* **Objective**: Report, word for word, every line of the material that contains "will".

----- Records supplied

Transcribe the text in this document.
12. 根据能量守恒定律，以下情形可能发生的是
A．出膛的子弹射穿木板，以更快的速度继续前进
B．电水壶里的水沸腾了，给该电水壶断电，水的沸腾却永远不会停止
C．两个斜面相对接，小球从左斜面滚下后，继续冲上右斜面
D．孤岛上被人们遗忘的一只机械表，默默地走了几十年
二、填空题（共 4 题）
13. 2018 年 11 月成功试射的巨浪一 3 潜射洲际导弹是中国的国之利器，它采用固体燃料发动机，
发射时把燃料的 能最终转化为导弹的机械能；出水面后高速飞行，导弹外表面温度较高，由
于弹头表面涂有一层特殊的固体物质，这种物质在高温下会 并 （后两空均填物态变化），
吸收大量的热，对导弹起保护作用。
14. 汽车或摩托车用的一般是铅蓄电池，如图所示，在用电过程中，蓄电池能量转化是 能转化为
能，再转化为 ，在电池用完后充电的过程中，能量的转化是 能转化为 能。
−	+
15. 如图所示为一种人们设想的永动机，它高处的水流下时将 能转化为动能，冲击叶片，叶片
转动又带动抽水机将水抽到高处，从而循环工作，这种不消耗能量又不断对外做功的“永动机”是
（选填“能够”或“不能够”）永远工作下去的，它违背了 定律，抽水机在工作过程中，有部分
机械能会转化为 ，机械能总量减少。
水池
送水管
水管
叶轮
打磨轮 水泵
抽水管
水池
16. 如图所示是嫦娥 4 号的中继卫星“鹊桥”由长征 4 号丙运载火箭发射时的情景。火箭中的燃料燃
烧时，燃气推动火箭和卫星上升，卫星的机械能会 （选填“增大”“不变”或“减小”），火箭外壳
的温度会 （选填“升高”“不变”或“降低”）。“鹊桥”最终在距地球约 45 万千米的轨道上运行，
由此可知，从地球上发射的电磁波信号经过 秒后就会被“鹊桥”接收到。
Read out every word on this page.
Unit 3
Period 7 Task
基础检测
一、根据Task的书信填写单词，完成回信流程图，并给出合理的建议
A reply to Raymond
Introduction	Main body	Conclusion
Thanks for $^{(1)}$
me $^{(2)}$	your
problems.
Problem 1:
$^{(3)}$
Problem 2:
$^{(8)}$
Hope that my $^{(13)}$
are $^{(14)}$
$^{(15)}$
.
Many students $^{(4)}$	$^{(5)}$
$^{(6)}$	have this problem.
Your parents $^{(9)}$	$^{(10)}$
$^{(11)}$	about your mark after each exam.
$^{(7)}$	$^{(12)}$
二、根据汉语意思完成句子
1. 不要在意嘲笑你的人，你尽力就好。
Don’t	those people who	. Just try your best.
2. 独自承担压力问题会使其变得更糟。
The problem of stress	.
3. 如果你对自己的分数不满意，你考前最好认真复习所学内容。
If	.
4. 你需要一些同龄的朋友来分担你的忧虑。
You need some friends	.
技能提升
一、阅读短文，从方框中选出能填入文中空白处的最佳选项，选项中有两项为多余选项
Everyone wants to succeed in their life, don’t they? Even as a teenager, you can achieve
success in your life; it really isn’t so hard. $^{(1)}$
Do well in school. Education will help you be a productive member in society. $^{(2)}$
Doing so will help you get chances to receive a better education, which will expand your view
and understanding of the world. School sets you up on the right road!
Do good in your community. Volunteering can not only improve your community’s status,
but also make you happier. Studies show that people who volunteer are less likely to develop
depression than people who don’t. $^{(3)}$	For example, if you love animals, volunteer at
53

----------

* **Answer for this exercise**:
Do well in school. Education will help you be a productive member in society. $^{(2)}$
Doing so will help you get chances to receive a better education, which will expand your view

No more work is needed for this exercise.